# PROBLEM REQUIREMENTS
Extract every entry word for word. Skip the pictures.

# ENTRIES
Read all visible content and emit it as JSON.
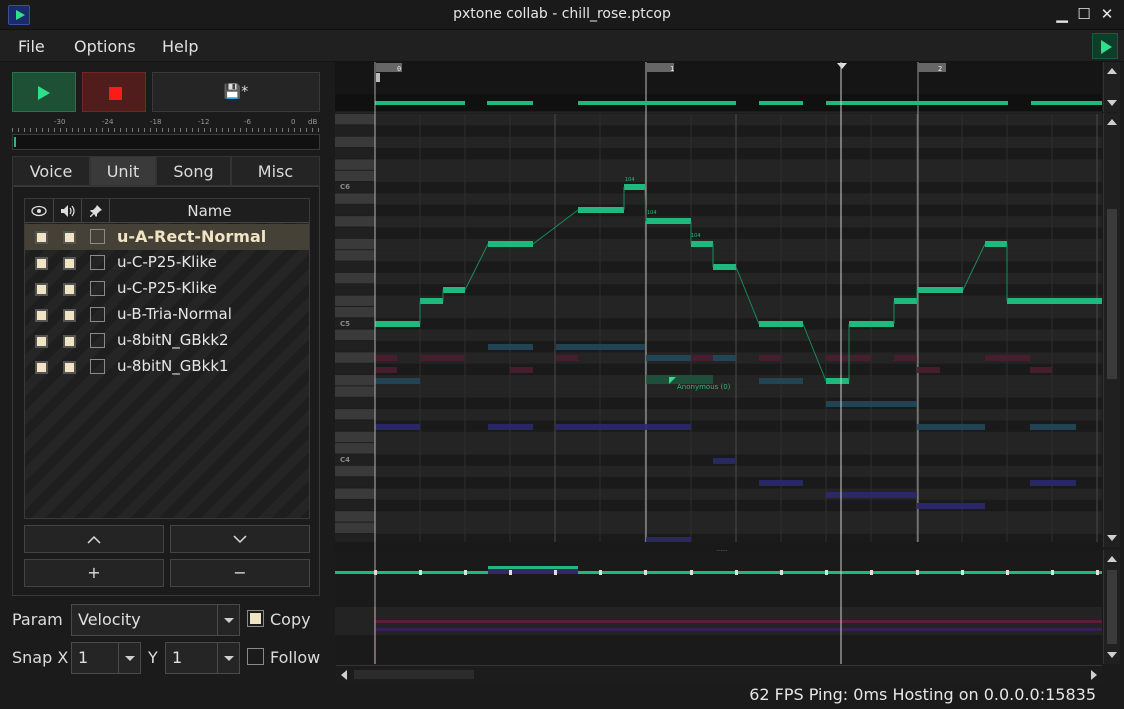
{
  "window": {
    "title": "pxtone collab - chill_rose.ptcop"
  },
  "menu": {
    "file": "File",
    "options": "Options",
    "help": "Help"
  },
  "transport": {
    "save_label": "💾*"
  },
  "meter": {
    "db_labels": [
      "-30",
      "-24",
      "-18",
      "-12",
      "-6",
      "0",
      "dB"
    ]
  },
  "tabs": [
    {
      "label": "Voice"
    },
    {
      "label": "Unit",
      "active": true
    },
    {
      "label": "Song"
    },
    {
      "label": "Misc"
    }
  ],
  "unit_list": {
    "header_name": "Name",
    "header_icons": [
      "eye-icon",
      "speaker-icon",
      "pin-icon"
    ],
    "units": [
      {
        "name": "u-A-Rect-Normal",
        "selected": true
      },
      {
        "name": "u-C-P25-Klike"
      },
      {
        "name": "u-C-P25-Klike"
      },
      {
        "name": "u-B-Tria-Normal"
      },
      {
        "name": "u-8bitN_GBkk2"
      },
      {
        "name": "u-8bitN_GBkk1"
      }
    ],
    "up_label": "⌃",
    "down_label": "⌄",
    "add_label": "+",
    "remove_label": "−"
  },
  "params": {
    "param_label": "Param",
    "param_value": "Velocity",
    "copy_label": "Copy",
    "copy_checked": true,
    "snapx_label": "Snap X",
    "snapx_value": "1",
    "y_label": "Y",
    "y_value": "1",
    "follow_label": "Follow",
    "follow_checked": false
  },
  "timeline": {
    "measure_labels": [
      "0",
      "1",
      "2"
    ]
  },
  "piano": {
    "octave_labels": [
      "C6",
      "C5",
      "C4"
    ]
  },
  "note_labels": {
    "velocity_a": "104",
    "velocity_b": "104",
    "velocity_c": "104",
    "user_cursor": "Anonymous (0)"
  },
  "colors": {
    "accent": "#2fe08a",
    "note_primary": "#1fb97e",
    "note_blue": "#22485a",
    "note_red": "#5a1e2a",
    "note_purple": "#2c2a6a"
  },
  "status": {
    "text": "62 FPS Ping: 0ms Hosting on 0.0.0.0:15835"
  }
}
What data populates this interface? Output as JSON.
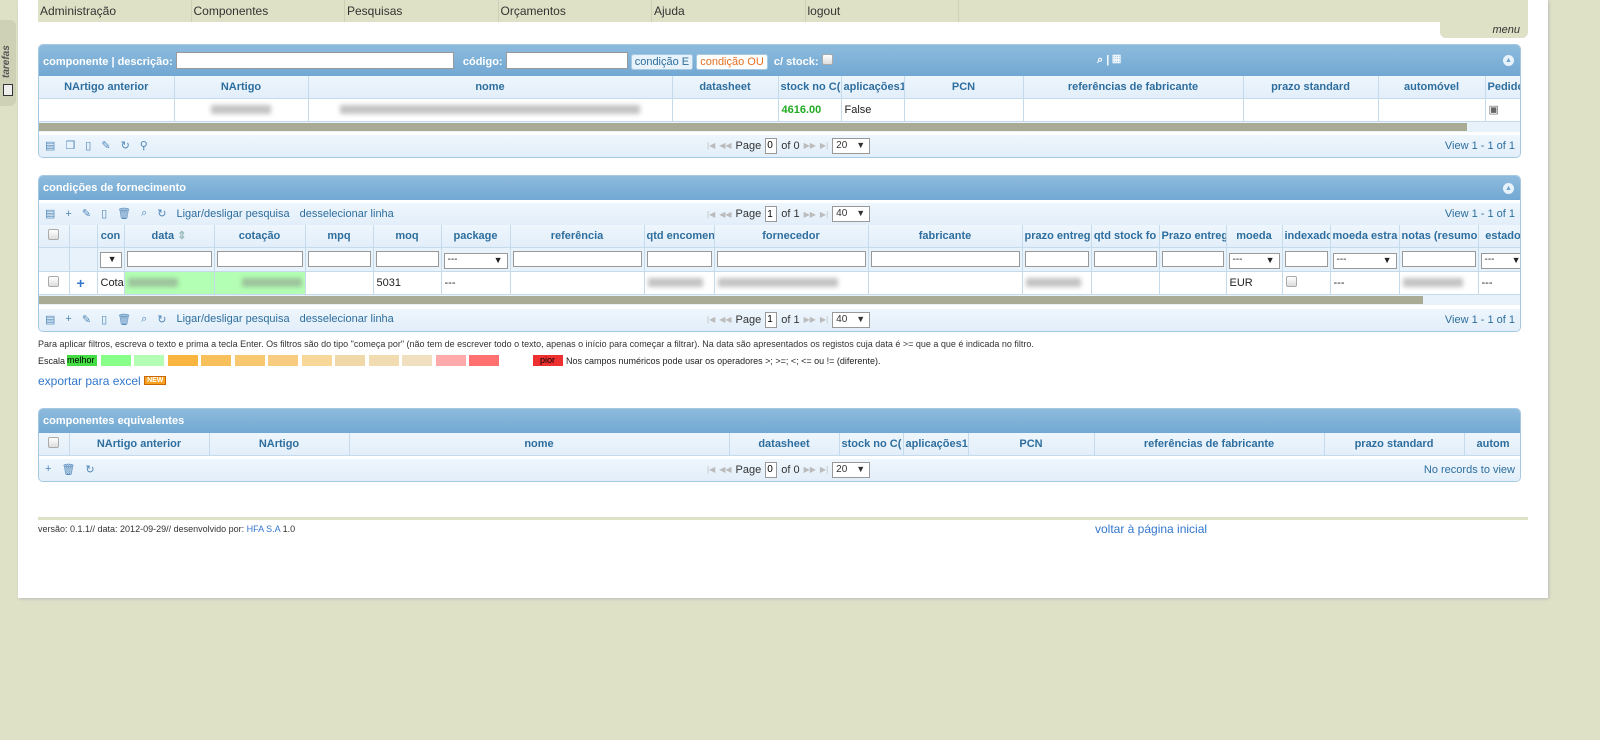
{
  "sidebar": {
    "tab_label": "tarefas"
  },
  "nav": {
    "items": [
      "Administração",
      "Componentes",
      "Pesquisas",
      "Orçamentos",
      "Ajuda",
      "logout"
    ],
    "menu_label": "menu"
  },
  "componente": {
    "title": "componente  | descrição:",
    "codigo_label": "código:",
    "descricao_value": "",
    "codigo_value": "",
    "cond_e": "condição E",
    "cond_ou": "condição OU",
    "stock_label": "c/ stock:",
    "columns": [
      "NArtigo anterior",
      "NArtigo",
      "nome",
      "datasheet",
      "stock no C(",
      "aplicações1",
      "PCN",
      "referências de fabricante",
      "prazo standard",
      "automóvel",
      "Pedido"
    ],
    "row": {
      "stock": "4616.00",
      "aplicacoes": "False"
    },
    "stock_color": "#22aa22",
    "pager": {
      "page_label": "Page",
      "page": "0",
      "of": "of 0",
      "rows": "20",
      "view": "View 1 - 1 of 1"
    }
  },
  "fornecimento": {
    "title": "condições de fornecimento",
    "tool_search": "Ligar/desligar pesquisa",
    "tool_deselect": "desselecionar linha",
    "columns": [
      "",
      "",
      "con",
      "data",
      "cotação",
      "mpq",
      "moq",
      "package",
      "referência",
      "qtd encomen",
      "fornecedor",
      "fabricante",
      "prazo entreg",
      "qtd stock fo",
      "Prazo entreg",
      "moeda",
      "indexado",
      "moeda estra",
      "notas (resumo",
      "estado"
    ],
    "filter_select_value": "---",
    "row": {
      "con": "Cota",
      "moq": "5031",
      "package": "---",
      "moeda": "EUR",
      "moeda_estra": "---",
      "estado": "---"
    },
    "highlight_color": "#b3ffb3",
    "pager": {
      "page_label": "Page",
      "page": "1",
      "of": "of 1",
      "rows": "40",
      "view": "View 1 - 1 of 1"
    }
  },
  "notes": {
    "filter_help": "Para aplicar filtros, escreva o texto e prima a tecla Enter. Os filtros são do tipo \"começa por\" (não tem de escrever todo o texto, apenas o início para começar a filtrar). Na data são apresentados os registos cuja data é >= que a que é indicada no filtro.",
    "scale_label": "Escala",
    "best": "melhor",
    "worst": "pior",
    "scale_colors": [
      "#44dd44",
      "#88ff88",
      "#b3ffb3",
      "#f8b540",
      "#f8c05a",
      "#f8c870",
      "#f8cc80",
      "#f8d898",
      "#f0d8a8",
      "#f0dcb0",
      "#f0e0c0",
      "#ffaaaa",
      "#ff7070",
      "#ee3030"
    ],
    "operators_help": "Nos campos numéricos pode usar os operadores >; >=; <; <= ou != (diferente).",
    "export": "exportar para excel",
    "new_badge": "NEW"
  },
  "equivalentes": {
    "title": "componentes equivalentes",
    "columns": [
      "",
      "NArtigo anterior",
      "NArtigo",
      "nome",
      "datasheet",
      "stock no C(",
      "aplicações1",
      "PCN",
      "referências de fabricante",
      "prazo standard",
      "autom"
    ],
    "pager": {
      "page_label": "Page",
      "page": "0",
      "of": "of 0",
      "rows": "20",
      "view": "No records to view"
    }
  },
  "footer": {
    "prefix": "versão: 0.1.1// data: 2012-09-29// desenvolvido por: ",
    "company": "HFA S.A",
    "suffix": " 1.0",
    "back": "voltar à página inicial"
  }
}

# SOLUTION FOR THIS PROBLEM
Read all visible content and emit it as JSON.
{
  "window": {
    "title": "pxtone collab - chill_rose.ptcop"
  },
  "menu": {
    "file": "File",
    "options": "Options",
    "help": "Help"
  },
  "transport": {
    "save_label": "💾*"
  },
  "meter": {
    "db_labels": [
      "-30",
      "-24",
      "-18",
      "-12",
      "-6",
      "0",
      "dB"
    ]
  },
  "tabs": [
    {
      "label": "Voice"
    },
    {
      "label": "Unit",
      "active": true
    },
    {
      "label": "Song"
    },
    {
      "label": "Misc"
    }
  ],
  "unit_list": {
    "header_name": "Name",
    "header_icons": [
      "eye-icon",
      "speaker-icon",
      "pin-icon"
    ],
    "units": [
      {
        "name": "u-A-Rect-Normal",
        "selected": true
      },
      {
        "name": "u-C-P25-Klike"
      },
      {
        "name": "u-C-P25-Klike"
      },
      {
        "name": "u-B-Tria-Normal"
      },
      {
        "name": "u-8bitN_GBkk2"
      },
      {
        "name": "u-8bitN_GBkk1"
      }
    ],
    "up_label": "⌃",
    "down_label": "⌄",
    "add_label": "+",
    "remove_label": "−"
  },
  "params": {
    "param_label": "Param",
    "param_value": "Velocity",
    "copy_label": "Copy",
    "copy_checked": true,
    "snapx_label": "Snap X",
    "snapx_value": "1",
    "y_label": "Y",
    "y_value": "1",
    "follow_label": "Follow",
    "follow_checked": false
  },
  "timeline": {
    "measure_labels": [
      "0",
      "1",
      "2"
    ]
  },
  "piano": {
    "octave_labels": [
      "C6",
      "C5",
      "C4"
    ]
  },
  "note_labels": {
    "velocity_a": "104",
    "velocity_b": "104",
    "velocity_c": "104",
    "user_cursor": "Anonymous (0)"
  },
  "colors": {
    "accent": "#2fe08a",
    "note_primary": "#1fb97e",
    "note_blue": "#22485a",
    "note_red": "#5a1e2a",
    "note_purple": "#2c2a6a"
  },
  "status": {
    "text": "62 FPS Ping: 0ms Hosting on 0.0.0.0:15835"
  }
}
What data populates this interface? Output as JSON.
{
  "sidebar": {
    "tab_label": "tarefas"
  },
  "nav": {
    "items": [
      "Administração",
      "Componentes",
      "Pesquisas",
      "Orçamentos",
      "Ajuda",
      "logout"
    ],
    "menu_label": "menu"
  },
  "componente": {
    "title": "componente  | descrição:",
    "codigo_label": "código:",
    "descricao_value": "",
    "codigo_value": "",
    "cond_e": "condição E",
    "cond_ou": "condição OU",
    "stock_label": "c/ stock:",
    "columns": [
      "NArtigo anterior",
      "NArtigo",
      "nome",
      "datasheet",
      "stock no C(",
      "aplicações1",
      "PCN",
      "referências de fabricante",
      "prazo standard",
      "automóvel",
      "Pedido"
    ],
    "row": {
      "stock": "4616.00",
      "aplicacoes": "False"
    },
    "stock_color": "#22aa22",
    "pager": {
      "page_label": "Page",
      "page": "0",
      "of": "of 0",
      "rows": "20",
      "view": "View 1 - 1 of 1"
    }
  },
  "fornecimento": {
    "title": "condições de fornecimento",
    "tool_search": "Ligar/desligar pesquisa",
    "tool_deselect": "desselecionar linha",
    "columns": [
      "",
      "",
      "con",
      "data",
      "cotação",
      "mpq",
      "moq",
      "package",
      "referência",
      "qtd encomen",
      "fornecedor",
      "fabricante",
      "prazo entreg",
      "qtd stock fo",
      "Prazo entreg",
      "moeda",
      "indexado",
      "moeda estra",
      "notas (resumo",
      "estado"
    ],
    "filter_select_value": "---",
    "row": {
      "con": "Cota",
      "moq": "5031",
      "package": "---",
      "moeda": "EUR",
      "moeda_estra": "---",
      "estado": "---"
    },
    "highlight_color": "#b3ffb3",
    "pager": {
      "page_label": "Page",
      "page": "1",
      "of": "of 1",
      "rows": "40",
      "view": "View 1 - 1 of 1"
    }
  },
  "notes": {
    "filter_help": "Para aplicar filtros, escreva o texto e prima a tecla Enter. Os filtros são do tipo \"começa por\" (não tem de escrever todo o texto, apenas o início para começar a filtrar). Na data são apresentados os registos cuja data é >= que a que é indicada no filtro.",
    "scale_label": "Escala",
    "best": "melhor",
    "worst": "pior",
    "scale_colors": [
      "#44dd44",
      "#88ff88",
      "#b3ffb3",
      "#f8b540",
      "#f8c05a",
      "#f8c870",
      "#f8cc80",
      "#f8d898",
      "#f0d8a8",
      "#f0dcb0",
      "#f0e0c0",
      "#ffaaaa",
      "#ff7070",
      "#ee3030"
    ],
    "operators_help": "Nos campos numéricos pode usar os operadores >; >=; <; <= ou != (diferente).",
    "export": "exportar para excel",
    "new_badge": "NEW"
  },
  "equivalentes": {
    "title": "componentes equivalentes",
    "columns": [
      "",
      "NArtigo anterior",
      "NArtigo",
      "nome",
      "datasheet",
      "stock no C(",
      "aplicações1",
      "PCN",
      "referências de fabricante",
      "prazo standard",
      "autom"
    ],
    "pager": {
      "page_label": "Page",
      "page": "0",
      "of": "of 0",
      "rows": "20",
      "view": "No records to view"
    }
  },
  "footer": {
    "prefix": "versão: 0.1.1// data: 2012-09-29// desenvolvido por: ",
    "company": "HFA S.A",
    "suffix": " 1.0",
    "back": "voltar à página inicial"
  }
}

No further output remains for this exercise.